• _REQUIREMENTS_:
From the data that follows, copy every line holding the string "name".
== DATA PROVIDED
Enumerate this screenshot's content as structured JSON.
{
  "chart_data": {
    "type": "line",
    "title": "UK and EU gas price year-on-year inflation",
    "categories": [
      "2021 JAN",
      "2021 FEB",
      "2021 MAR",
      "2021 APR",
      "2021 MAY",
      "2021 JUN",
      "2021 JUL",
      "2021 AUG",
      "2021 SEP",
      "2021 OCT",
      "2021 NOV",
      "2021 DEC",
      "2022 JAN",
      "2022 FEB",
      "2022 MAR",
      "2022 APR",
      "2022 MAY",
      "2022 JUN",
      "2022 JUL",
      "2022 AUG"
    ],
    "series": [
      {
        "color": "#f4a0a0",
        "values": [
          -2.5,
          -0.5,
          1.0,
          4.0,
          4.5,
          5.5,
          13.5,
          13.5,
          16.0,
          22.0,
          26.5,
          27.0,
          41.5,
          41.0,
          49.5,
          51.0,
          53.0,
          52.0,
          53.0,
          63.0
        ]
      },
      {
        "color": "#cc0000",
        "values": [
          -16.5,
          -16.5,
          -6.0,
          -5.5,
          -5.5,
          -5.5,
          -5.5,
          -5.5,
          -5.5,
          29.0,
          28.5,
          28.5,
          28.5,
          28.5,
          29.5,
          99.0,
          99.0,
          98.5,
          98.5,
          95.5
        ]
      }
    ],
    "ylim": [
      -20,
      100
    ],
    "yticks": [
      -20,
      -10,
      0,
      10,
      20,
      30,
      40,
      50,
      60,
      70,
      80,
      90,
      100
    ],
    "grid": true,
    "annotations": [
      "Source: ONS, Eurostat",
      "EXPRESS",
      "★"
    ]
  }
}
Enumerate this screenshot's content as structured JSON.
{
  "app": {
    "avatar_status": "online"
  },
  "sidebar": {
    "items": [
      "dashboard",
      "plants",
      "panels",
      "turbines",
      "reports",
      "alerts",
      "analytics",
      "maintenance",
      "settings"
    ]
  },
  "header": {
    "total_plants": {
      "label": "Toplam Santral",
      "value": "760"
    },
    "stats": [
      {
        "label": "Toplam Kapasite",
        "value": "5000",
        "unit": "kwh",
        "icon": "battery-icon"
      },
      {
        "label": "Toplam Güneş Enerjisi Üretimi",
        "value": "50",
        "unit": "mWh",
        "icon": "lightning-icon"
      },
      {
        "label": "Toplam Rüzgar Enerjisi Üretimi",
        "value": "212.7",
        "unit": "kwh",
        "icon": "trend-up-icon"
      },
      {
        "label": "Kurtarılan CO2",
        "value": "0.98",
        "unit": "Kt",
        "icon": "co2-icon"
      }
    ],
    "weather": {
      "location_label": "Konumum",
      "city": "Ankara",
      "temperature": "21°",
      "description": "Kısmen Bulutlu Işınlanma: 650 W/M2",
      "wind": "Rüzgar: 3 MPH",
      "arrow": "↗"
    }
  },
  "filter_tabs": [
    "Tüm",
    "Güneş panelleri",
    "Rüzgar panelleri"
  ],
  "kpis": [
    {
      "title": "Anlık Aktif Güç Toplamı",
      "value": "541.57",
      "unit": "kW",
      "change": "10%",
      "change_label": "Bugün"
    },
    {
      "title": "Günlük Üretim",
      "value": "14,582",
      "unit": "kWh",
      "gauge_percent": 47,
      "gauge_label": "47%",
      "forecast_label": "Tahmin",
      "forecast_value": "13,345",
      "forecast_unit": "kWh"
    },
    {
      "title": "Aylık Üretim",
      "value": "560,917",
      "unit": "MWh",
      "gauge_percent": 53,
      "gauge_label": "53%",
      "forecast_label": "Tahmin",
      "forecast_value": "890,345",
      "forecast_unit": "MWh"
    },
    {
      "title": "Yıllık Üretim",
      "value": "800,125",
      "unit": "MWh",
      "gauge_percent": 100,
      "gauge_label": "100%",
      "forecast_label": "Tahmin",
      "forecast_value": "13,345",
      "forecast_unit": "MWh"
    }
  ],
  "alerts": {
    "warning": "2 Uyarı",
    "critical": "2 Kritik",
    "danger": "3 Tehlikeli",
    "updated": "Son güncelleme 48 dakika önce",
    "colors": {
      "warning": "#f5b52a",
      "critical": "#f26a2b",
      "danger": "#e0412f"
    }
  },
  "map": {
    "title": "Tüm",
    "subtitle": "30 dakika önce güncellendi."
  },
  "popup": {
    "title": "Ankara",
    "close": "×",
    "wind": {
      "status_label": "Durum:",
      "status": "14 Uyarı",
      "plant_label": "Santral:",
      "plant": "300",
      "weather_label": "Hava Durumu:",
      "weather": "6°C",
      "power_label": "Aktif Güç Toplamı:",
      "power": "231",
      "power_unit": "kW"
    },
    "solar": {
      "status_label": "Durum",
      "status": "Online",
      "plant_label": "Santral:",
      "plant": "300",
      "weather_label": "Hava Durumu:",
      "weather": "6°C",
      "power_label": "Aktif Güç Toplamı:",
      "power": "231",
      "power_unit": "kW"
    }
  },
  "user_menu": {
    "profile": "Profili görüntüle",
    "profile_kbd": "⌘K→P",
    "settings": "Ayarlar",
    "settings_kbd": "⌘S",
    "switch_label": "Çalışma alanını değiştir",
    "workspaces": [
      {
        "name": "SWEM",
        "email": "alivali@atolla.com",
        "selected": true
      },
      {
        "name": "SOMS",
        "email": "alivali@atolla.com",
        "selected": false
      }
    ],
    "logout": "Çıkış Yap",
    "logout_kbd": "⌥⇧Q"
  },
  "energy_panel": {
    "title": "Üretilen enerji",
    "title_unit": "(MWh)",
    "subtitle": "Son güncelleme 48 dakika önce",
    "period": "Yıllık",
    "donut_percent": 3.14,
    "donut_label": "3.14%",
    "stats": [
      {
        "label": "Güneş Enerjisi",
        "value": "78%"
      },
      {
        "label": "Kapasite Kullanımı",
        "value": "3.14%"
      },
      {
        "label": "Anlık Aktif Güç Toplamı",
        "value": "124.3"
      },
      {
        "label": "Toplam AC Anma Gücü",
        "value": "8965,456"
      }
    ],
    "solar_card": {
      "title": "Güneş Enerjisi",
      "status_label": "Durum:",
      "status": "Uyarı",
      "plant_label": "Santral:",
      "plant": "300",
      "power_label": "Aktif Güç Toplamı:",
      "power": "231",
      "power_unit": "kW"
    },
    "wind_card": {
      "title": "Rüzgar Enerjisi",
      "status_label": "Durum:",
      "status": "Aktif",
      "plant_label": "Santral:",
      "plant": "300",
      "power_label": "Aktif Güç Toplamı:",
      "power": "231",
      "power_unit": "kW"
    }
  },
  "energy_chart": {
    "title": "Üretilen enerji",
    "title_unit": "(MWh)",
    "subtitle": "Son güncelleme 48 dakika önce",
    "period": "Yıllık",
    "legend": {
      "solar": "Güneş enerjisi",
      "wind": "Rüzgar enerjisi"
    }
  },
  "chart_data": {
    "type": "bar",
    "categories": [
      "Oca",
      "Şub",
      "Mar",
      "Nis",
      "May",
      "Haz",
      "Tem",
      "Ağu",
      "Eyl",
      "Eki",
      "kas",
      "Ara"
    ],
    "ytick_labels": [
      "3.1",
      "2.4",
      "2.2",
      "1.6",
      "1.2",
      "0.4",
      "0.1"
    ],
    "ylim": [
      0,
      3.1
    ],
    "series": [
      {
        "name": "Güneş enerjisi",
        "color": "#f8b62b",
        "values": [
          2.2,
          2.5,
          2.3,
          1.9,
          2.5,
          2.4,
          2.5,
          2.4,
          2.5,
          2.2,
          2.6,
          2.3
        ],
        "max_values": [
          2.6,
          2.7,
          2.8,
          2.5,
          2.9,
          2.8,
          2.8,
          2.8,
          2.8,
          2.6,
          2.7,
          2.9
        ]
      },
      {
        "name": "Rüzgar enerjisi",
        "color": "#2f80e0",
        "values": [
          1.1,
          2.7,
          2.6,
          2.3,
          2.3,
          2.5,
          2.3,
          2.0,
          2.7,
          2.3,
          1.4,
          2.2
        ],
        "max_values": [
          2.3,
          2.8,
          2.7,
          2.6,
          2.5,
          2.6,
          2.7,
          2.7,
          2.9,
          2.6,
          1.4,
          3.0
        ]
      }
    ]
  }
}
====
• _FINAL RESULT_:
        "name": "SWEM",
        "name": "SOMS",
        "name": "Güneş enerjisi",
        "name": "Rüzgar enerjisi",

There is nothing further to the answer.